Stored items:
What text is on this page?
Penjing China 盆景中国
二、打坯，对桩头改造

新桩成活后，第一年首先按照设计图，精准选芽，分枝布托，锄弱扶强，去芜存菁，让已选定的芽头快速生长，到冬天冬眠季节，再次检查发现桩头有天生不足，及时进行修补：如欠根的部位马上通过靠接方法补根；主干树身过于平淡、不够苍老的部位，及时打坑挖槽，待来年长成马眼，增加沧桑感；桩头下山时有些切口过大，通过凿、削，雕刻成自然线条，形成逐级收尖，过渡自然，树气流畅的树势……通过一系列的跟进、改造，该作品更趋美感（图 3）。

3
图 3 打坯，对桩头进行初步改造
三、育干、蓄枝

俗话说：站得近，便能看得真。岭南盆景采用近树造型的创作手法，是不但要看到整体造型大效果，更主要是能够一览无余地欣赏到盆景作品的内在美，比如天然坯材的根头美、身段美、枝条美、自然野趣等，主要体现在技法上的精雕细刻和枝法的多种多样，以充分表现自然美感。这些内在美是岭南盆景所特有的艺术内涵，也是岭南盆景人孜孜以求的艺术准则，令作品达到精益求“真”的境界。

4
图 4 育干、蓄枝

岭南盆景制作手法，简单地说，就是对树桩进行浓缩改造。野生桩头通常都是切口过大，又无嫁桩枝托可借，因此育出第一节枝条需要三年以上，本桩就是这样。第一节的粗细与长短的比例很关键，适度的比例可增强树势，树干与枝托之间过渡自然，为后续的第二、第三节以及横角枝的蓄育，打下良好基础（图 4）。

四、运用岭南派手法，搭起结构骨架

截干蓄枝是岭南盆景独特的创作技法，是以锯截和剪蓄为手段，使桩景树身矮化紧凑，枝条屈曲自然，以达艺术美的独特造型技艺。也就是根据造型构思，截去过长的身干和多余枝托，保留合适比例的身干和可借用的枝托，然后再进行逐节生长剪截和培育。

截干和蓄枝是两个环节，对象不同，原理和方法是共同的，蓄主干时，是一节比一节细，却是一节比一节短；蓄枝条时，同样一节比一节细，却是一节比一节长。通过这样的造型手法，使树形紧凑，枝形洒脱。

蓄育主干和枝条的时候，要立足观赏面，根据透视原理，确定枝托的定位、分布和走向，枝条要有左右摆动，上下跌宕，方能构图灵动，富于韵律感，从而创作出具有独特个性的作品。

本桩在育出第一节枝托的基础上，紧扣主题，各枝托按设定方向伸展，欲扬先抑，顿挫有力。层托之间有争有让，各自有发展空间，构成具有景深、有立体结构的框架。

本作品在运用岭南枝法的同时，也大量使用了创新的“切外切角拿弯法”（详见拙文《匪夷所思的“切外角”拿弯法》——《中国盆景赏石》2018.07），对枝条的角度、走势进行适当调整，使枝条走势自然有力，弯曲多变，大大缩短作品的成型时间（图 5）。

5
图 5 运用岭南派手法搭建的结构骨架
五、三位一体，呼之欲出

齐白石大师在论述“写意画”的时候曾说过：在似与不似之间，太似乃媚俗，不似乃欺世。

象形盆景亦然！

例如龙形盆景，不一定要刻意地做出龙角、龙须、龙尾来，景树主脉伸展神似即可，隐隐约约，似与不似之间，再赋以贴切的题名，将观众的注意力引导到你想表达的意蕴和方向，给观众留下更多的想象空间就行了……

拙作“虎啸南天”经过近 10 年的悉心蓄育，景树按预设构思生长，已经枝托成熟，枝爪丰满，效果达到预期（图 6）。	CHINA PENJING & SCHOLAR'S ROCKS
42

• _Task objective_
Write out all the data again, exactly as it appears.

• _Solved exercise_
What text is on this page?
Penjing China 盆景中国
二、打坯，对桩头改造

新桩成活后，第一年首先按照设计图，精准选芽，分枝布托，锄弱扶强，去芜存菁，让已选定的芽头快速生长，到冬天冬眠季节，再次检查发现桩头有天生不足，及时进行修补：如欠根的部位马上通过靠接方法补根；主干树身过于平淡、不够苍老的部位，及时打坑挖槽，待来年长成马眼，增加沧桑感；桩头下山时有些切口过大，通过凿、削，雕刻成自然线条，形成逐级收尖，过渡自然，树气流畅的树势……通过一系列的跟进、改造，该作品更趋美感（图 3）。

3
图 3 打坯，对桩头进行初步改造
三、育干、蓄枝

俗话说：站得近，便能看得真。岭南盆景采用近树造型的创作手法，是不但要看到整体造型大效果，更主要是能够一览无余地欣赏到盆景作品的内在美，比如天然坯材的根头美、身段美、枝条美、自然野趣等，主要体现在技法上的精雕细刻和枝法的多种多样，以充分表现自然美感。这些内在美是岭南盆景所特有的艺术内涵，也是岭南盆景人孜孜以求的艺术准则，令作品达到精益求“真”的境界。

4
图 4 育干、蓄枝

岭南盆景制作手法，简单地说，就是对树桩进行浓缩改造。野生桩头通常都是切口过大，又无嫁桩枝托可借，因此育出第一节枝条需要三年以上，本桩就是这样。第一节的粗细与长短的比例很关键，适度的比例可增强树势，树干与枝托之间过渡自然，为后续的第二、第三节以及横角枝的蓄育，打下良好基础（图 4）。

四、运用岭南派手法，搭起结构骨架

截干蓄枝是岭南盆景独特的创作技法，是以锯截和剪蓄为手段，使桩景树身矮化紧凑，枝条屈曲自然，以达艺术美的独特造型技艺。也就是根据造型构思，截去过长的身干和多余枝托，保留合适比例的身干和可借用的枝托，然后再进行逐节生长剪截和培育。

截干和蓄枝是两个环节，对象不同，原理和方法是共同的，蓄主干时，是一节比一节细，却是一节比一节短；蓄枝条时，同样一节比一节细，却是一节比一节长。通过这样的造型手法，使树形紧凑，枝形洒脱。

蓄育主干和枝条的时候，要立足观赏面，根据透视原理，确定枝托的定位、分布和走向，枝条要有左右摆动，上下跌宕，方能构图灵动，富于韵律感，从而创作出具有独特个性的作品。

本桩在育出第一节枝托的基础上，紧扣主题，各枝托按设定方向伸展，欲扬先抑，顿挫有力。层托之间有争有让，各自有发展空间，构成具有景深、有立体结构的框架。

本作品在运用岭南枝法的同时，也大量使用了创新的“切外切角拿弯法”（详见拙文《匪夷所思的“切外角”拿弯法》——《中国盆景赏石》2018.07），对枝条的角度、走势进行适当调整，使枝条走势自然有力，弯曲多变，大大缩短作品的成型时间（图 5）。

5
图 5 运用岭南派手法搭建的结构骨架
五、三位一体，呼之欲出

齐白石大师在论述“写意画”的时候曾说过：在似与不似之间，太似乃媚俗，不似乃欺世。

象形盆景亦然！

例如龙形盆景，不一定要刻意地做出龙角、龙须、龙尾来，景树主脉伸展神似即可，隐隐约约，似与不似之间，再赋以贴切的题名，将观众的注意力引导到你想表达的意蕴和方向，给观众留下更多的想象空间就行了……

拙作“虎啸南天”经过近 10 年的悉心蓄育，景树按预设构思生长，已经枝托成熟，枝爪丰满，效果达到预期（图 6）。	CHINA PENJING & SCHOLAR'S ROCKS
42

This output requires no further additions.